- Exercise prompt: Each line that follows should be printed again exactly as it stands.

- Data supplied:
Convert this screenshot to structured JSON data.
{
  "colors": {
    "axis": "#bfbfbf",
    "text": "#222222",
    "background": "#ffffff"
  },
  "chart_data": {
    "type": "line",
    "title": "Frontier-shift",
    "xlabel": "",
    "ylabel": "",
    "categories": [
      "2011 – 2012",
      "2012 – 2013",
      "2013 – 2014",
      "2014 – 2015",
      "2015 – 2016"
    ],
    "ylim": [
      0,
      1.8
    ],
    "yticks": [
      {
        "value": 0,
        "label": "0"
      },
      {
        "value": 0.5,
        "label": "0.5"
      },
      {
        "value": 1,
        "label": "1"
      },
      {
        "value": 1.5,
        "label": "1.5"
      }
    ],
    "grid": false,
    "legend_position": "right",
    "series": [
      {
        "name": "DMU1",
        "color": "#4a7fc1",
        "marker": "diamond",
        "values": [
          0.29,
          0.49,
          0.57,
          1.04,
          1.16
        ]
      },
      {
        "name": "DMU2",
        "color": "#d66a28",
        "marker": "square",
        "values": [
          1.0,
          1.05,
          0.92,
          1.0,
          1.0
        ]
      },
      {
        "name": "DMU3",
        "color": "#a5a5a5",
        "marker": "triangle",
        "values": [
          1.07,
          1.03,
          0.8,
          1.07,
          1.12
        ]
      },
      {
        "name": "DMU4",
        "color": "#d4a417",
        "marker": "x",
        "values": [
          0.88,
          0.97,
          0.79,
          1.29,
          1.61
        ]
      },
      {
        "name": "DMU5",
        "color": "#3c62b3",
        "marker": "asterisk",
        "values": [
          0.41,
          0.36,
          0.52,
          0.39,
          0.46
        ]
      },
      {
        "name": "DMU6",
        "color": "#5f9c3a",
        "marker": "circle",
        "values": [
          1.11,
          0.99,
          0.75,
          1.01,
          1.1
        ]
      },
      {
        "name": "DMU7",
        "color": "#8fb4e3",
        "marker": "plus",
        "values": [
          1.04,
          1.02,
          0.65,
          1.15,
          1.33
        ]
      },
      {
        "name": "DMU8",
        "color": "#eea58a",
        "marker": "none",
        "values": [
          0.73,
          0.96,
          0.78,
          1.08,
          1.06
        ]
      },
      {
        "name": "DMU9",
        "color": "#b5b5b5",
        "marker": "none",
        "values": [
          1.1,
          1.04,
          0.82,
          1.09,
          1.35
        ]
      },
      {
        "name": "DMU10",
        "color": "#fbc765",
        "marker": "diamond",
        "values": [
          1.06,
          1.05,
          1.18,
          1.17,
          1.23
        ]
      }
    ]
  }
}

- Exercise response:
Convert this screenshot to structured JSON data.
{
  "colors": {
    "axis": "#bfbfbf",
    "text": "#222222",
    "background": "#ffffff"
  },
  "chart_data": {
    "type": "line",
    "title": "Frontier-shift",
    "xlabel": "",
    "ylabel": "",
    "categories": [
      "2011 – 2012",
      "2012 – 2013",
      "2013 – 2014",
      "2014 – 2015",
      "2015 – 2016"
    ],
    "ylim": [
      0,
      1.8
    ],
    "yticks": [
      {
        "value": 0,
        "label": "0"
      },
      {
        "value": 0.5,
        "label": "0.5"
      },
      {
        "value": 1,
        "label": "1"
      },
      {
        "value": 1.5,
        "label": "1.5"
      }
    ],
    "grid": false,
    "legend_position": "right",
    "series": [
      {
        "name": "DMU1",
        "color": "#4a7fc1",
        "marker": "diamond",
        "values": [
          0.29,
          0.49,
          0.57,
          1.04,
          1.16
        ]
      },
      {
        "name": "DMU2",
        "color": "#d66a28",
        "marker": "square",
        "values": [
          1.0,
          1.05,
          0.92,
          1.0,
          1.0
        ]
      },
      {
        "name": "DMU3",
        "color": "#a5a5a5",
        "marker": "triangle",
        "values": [
          1.07,
          1.03,
          0.8,
          1.07,
          1.12
        ]
      },
      {
        "name": "DMU4",
        "color": "#d4a417",
        "marker": "x",
        "values": [
          0.88,
          0.97,
          0.79,
          1.29,
          1.61
        ]
      },
      {
        "name": "DMU5",
        "color": "#3c62b3",
        "marker": "asterisk",
        "values": [
          0.41,
          0.36,
          0.52,
          0.39,
          0.46
        ]
      },
      {
        "name": "DMU6",
        "color": "#5f9c3a",
        "marker": "circle",
        "values": [
          1.11,
          0.99,
          0.75,
          1.01,
          1.1
        ]
      },
      {
        "name": "DMU7",
        "color": "#8fb4e3",
        "marker": "plus",
        "values": [
          1.04,
          1.02,
          0.65,
          1.15,
          1.33
        ]
      },
      {
        "name": "DMU8",
        "color": "#eea58a",
        "marker": "none",
        "values": [
          0.73,
          0.96,
          0.78,
          1.08,
          1.06
        ]
      },
      {
        "name": "DMU9",
        "color": "#b5b5b5",
        "marker": "none",
        "values": [
          1.1,
          1.04,
          0.82,
          1.09,
          1.35
        ]
      },
      {
        "name": "DMU10",
        "color": "#fbc765",
        "marker": "diamond",
        "values": [
          1.06,
          1.05,
          1.18,
          1.17,
          1.23
        ]
      }
    ]
  }
}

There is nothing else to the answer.